> **Task prompt**
Restate the entries below word for word, omitting nothing.

---------------

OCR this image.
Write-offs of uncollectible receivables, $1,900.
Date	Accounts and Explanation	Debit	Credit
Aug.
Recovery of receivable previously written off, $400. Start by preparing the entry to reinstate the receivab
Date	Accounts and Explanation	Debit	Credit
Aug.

---------------

> **Written solution**
OCR this image.
Write-offs of uncollectible receivables, $1,900.
Date	Accounts and Explanation	Debit	Credit
Aug.
Recovery of receivable previously written off, $400. Start by preparing the entry to reinstate the receivab
Date	Accounts and Explanation	Debit	Credit
Aug.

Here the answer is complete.